課題:
1. クラシカル・クロスオーバーに関する文章から、「クラシカル・クロスオーバーの魅力」で始まり「楽しむのは、私も大賛成です。」で終わる部分を、一字一句違えずに書き写してください。
2. クラシカル・クロスオーバーに関する文章の最後の一文に続けて、その先を書き進めてください。

原文:
* * * * * * *
クラシカル・クロスオーバーの魅力
ミュージカル『オペラ座の怪人』のクリスティーヌ役で世界的に有名になったサラ・ブライトマン(1960- )ですが、1990年にアンドリュー・ロイド・ウェバー(1948- )と離婚してからはソロ歌手としての活躍が始まりました。
ミュージカル女優出身だけあって、クラシック、ポップスなど、ジャンルを問わず活躍しましたが、特にクラシックの曲をポップス調に歌ったものは、〝クラシカル・クロスオーバー〟として、新しいジャンルとみなされるようになりました。
彼女は、ポップス的な発声と、3オクターヴに達するソプラノ的な発声の両方できる稀有な存在だからこそ可能になったのです。
しかし、もともと、音楽をジャンル分けするのも便宜的なものです。彼女自身、そのように類型化されるのを『ゾッとする』と述べています。
クラシックの名曲を、ジャンルなどにこだわらず、今の時代に合わせてアレンジして楽しむのは、私も大賛成です。
* * * * * * *
提供情報:
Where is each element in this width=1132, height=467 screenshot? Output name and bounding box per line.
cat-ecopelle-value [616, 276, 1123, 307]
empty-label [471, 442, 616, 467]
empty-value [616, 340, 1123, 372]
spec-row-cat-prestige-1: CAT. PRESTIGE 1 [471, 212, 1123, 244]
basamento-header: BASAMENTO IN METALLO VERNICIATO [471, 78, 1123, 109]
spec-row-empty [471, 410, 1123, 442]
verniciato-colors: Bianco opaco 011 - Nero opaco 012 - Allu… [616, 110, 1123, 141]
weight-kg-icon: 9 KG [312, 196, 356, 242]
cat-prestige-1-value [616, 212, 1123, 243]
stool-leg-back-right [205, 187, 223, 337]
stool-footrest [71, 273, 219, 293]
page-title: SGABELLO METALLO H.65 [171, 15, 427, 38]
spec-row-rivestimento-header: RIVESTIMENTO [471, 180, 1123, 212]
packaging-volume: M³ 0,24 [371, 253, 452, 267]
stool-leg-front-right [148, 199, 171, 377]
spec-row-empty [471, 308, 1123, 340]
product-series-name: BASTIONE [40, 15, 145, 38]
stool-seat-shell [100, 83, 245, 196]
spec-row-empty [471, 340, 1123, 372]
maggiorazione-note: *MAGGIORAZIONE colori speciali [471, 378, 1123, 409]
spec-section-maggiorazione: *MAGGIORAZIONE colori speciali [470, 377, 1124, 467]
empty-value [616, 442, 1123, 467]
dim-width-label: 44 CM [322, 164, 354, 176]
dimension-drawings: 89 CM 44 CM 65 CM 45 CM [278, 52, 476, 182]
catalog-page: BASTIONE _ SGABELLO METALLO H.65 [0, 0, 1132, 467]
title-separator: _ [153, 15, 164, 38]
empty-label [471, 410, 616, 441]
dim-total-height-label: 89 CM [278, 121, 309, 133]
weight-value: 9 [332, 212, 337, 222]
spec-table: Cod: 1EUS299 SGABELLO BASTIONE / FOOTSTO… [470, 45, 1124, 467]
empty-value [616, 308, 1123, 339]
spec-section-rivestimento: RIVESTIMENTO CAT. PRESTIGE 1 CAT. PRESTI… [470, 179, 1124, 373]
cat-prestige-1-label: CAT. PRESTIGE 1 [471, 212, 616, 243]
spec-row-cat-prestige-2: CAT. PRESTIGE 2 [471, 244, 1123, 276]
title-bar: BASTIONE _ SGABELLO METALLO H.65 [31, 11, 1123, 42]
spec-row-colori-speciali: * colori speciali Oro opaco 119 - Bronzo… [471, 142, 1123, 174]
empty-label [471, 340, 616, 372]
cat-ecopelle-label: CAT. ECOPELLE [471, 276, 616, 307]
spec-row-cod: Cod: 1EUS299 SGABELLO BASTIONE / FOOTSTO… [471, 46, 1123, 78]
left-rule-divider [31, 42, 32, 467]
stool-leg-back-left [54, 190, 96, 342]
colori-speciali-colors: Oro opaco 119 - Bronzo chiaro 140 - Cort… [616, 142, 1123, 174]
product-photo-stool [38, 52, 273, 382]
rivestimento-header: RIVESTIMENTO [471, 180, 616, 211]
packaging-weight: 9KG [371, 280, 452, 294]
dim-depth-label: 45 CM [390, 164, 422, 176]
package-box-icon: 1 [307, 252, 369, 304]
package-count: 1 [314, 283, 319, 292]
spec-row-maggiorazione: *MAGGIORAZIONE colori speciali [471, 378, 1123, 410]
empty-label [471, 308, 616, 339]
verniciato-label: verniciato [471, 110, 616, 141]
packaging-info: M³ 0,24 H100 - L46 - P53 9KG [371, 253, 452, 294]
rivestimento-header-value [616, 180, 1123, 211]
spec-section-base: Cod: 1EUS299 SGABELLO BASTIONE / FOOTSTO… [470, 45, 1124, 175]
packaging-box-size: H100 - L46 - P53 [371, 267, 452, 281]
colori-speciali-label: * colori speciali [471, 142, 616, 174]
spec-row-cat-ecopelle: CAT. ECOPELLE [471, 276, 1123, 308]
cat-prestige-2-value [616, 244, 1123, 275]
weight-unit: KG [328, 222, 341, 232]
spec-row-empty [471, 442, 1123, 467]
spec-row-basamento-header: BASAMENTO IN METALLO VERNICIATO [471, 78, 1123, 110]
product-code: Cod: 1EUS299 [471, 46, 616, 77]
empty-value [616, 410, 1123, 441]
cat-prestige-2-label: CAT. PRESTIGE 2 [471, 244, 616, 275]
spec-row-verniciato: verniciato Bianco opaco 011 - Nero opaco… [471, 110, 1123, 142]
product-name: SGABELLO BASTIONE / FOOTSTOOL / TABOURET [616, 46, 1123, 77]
* * * * * * *
解答:
1.
クラシカル・クロスオーバーの魅力
ミュージカル『オペラ座の怪人』のクリスティーヌ役で世界的に有名になったサラ・ブライトマン(1960- )ですが、1990年にアンドリュー・ロイド・ウェバー(1948- )と離婚してからはソロ歌手としての活躍が始まりました。
ミュージカル女優出身だけあって、クラシック、ポップスなど、ジャンルを問わず活躍しましたが、特にクラシックの曲をポップス調に歌ったものは、〝クラシカル・クロスオーバー〟として、新しいジャンルとみなされるようになりました。
彼女は、ポップス的な発声と、3オクターヴに達するソプラノ的な発声の両方できる稀有な存在だからこそ可能になったのです。
しかし、もともと、音楽をジャンル分けするのも便宜的なものです。彼女自身、そのように類型化されるのを『ゾッとする』と述べています。
クラシックの名曲を、ジャンルなどにこだわらず、今の時代に合わせてアレンジして楽しむのは、私も大賛成です。

2.
それは、バッハもモーツァルトも喜んでくれることでしょう。彼らの曲も、作曲当時は〝現代音楽〟だったのですから。
では、そんな彼女のクラシカル・クロスオーバーを、曲によっては原曲と合わせて聴いていきましょう。
Time To Say Goodby
イタリア人歌手アンドレア・ボチェッリとのデュエットで、オペラティック・ポップ楽曲として、1995年に発表、クラシカル・クロスオーバーの先鞭をつけたといわれる曲です。
こちらは、サラのソロ・ヴァージョンです。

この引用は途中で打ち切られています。